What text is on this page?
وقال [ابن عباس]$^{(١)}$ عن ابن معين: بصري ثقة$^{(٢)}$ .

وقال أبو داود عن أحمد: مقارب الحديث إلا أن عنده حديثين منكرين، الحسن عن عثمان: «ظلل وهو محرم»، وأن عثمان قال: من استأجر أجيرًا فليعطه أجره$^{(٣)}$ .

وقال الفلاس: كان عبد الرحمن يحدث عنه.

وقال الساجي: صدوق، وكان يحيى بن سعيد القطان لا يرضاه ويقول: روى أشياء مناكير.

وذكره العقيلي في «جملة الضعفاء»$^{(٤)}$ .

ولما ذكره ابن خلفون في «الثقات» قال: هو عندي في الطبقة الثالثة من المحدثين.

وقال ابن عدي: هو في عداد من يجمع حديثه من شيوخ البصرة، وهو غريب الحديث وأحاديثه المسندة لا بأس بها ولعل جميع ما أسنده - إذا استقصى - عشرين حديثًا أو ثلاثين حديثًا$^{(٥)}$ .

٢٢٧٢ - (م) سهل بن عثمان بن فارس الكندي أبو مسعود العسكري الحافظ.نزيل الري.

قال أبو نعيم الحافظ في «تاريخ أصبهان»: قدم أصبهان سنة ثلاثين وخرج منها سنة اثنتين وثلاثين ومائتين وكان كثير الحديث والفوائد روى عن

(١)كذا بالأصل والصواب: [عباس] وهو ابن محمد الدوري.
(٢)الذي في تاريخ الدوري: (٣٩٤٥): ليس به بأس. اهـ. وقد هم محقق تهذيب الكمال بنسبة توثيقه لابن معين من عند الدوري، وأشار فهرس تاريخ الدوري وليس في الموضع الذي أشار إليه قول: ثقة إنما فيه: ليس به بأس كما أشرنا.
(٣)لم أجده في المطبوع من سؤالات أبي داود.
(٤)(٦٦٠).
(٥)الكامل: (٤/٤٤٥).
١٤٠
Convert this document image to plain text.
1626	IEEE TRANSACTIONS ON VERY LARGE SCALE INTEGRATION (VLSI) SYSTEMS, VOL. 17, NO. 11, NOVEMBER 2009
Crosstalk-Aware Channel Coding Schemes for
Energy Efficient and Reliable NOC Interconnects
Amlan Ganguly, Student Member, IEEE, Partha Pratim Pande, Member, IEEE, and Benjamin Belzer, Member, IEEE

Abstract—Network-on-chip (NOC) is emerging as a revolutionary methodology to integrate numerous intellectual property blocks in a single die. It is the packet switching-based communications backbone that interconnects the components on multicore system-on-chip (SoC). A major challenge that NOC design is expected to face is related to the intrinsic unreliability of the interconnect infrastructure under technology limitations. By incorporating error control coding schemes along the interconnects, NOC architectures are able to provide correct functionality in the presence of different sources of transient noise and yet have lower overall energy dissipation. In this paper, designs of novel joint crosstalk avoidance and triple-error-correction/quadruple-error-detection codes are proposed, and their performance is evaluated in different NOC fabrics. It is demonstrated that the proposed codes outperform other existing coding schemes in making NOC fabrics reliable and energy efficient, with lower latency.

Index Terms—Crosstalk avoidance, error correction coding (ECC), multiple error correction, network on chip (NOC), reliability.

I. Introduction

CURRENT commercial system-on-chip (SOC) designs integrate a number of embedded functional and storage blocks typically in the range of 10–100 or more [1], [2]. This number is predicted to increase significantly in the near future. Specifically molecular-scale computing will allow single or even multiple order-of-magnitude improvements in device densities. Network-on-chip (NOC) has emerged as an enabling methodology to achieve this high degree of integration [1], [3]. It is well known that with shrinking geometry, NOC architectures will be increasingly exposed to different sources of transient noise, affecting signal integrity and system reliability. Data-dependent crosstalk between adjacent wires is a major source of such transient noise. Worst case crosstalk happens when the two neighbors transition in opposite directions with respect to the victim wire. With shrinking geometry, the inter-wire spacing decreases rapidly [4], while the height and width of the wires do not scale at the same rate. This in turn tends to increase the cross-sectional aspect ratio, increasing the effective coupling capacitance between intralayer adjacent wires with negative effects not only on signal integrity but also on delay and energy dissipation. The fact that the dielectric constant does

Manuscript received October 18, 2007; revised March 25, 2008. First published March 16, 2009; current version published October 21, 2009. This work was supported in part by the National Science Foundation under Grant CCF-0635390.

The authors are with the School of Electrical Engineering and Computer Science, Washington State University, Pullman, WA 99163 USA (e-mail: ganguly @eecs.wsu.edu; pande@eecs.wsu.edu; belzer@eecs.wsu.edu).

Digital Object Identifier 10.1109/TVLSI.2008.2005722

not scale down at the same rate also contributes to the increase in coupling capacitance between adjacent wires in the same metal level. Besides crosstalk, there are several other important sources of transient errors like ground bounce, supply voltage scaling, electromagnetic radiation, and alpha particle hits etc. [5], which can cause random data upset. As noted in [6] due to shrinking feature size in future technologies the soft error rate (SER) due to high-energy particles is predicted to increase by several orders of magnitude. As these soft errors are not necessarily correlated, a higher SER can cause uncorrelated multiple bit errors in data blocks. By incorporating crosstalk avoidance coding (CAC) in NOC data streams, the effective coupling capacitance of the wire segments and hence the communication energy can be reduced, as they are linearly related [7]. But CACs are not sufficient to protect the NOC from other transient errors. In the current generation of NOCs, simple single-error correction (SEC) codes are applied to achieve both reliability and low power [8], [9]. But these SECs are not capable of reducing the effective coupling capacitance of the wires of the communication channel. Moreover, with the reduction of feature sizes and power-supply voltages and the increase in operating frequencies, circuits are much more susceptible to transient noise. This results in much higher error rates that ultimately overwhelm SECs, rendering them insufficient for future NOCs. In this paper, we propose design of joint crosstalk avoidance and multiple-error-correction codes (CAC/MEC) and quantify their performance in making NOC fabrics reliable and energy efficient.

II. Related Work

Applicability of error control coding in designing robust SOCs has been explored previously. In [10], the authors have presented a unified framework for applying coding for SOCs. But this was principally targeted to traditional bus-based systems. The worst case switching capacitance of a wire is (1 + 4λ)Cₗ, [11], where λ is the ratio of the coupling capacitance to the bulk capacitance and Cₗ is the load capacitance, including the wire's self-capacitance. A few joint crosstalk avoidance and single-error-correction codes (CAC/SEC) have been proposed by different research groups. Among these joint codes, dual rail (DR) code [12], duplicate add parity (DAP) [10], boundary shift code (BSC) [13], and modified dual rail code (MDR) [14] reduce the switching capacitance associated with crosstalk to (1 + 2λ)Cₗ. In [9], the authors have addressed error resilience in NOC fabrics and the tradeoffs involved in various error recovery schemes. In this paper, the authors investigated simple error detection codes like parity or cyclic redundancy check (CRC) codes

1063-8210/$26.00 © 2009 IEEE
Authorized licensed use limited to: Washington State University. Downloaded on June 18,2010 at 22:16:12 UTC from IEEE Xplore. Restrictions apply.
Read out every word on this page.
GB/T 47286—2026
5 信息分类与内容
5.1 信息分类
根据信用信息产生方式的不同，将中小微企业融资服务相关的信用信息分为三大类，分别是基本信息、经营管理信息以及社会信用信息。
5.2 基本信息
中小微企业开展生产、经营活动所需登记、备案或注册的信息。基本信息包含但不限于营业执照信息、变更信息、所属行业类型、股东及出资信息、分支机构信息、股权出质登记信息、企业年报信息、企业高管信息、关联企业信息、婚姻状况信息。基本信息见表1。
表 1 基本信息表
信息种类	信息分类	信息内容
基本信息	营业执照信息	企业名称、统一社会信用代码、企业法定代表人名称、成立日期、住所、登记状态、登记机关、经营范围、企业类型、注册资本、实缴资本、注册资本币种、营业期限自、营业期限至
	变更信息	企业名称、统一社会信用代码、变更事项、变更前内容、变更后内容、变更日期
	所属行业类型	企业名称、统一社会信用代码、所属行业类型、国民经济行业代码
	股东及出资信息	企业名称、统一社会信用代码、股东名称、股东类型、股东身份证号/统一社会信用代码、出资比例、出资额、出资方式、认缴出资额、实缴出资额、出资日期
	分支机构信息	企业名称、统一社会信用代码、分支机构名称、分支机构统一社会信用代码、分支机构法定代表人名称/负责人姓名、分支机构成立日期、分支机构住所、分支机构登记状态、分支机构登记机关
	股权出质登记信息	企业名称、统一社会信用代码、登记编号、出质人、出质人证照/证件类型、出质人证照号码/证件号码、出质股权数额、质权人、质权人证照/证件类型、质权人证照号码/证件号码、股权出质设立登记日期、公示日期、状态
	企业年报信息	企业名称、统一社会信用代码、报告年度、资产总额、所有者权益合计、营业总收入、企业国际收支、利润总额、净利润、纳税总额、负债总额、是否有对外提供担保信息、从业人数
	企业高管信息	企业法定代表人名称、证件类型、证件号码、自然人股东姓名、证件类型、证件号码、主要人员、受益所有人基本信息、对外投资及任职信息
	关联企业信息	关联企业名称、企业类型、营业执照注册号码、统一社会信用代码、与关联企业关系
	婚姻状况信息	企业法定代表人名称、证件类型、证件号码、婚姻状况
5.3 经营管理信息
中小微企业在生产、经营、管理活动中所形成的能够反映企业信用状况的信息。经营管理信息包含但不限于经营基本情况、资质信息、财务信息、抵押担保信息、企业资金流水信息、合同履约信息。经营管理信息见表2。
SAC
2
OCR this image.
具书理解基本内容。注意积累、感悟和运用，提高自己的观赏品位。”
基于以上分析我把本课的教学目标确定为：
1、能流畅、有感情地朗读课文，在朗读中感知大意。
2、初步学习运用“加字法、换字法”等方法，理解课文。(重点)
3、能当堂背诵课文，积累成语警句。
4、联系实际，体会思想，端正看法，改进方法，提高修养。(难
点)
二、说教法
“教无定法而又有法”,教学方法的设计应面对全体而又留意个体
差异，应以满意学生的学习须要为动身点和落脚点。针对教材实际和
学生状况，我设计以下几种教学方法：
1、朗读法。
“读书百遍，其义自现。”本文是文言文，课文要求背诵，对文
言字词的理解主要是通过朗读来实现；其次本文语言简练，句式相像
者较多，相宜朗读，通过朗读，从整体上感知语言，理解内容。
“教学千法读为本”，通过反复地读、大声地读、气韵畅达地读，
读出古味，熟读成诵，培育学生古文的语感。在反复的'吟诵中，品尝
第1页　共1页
==*==
WHAT YOU HAVE TO DO => Report only the count of lines that include the string "image".

RESPONSE BELOW => 2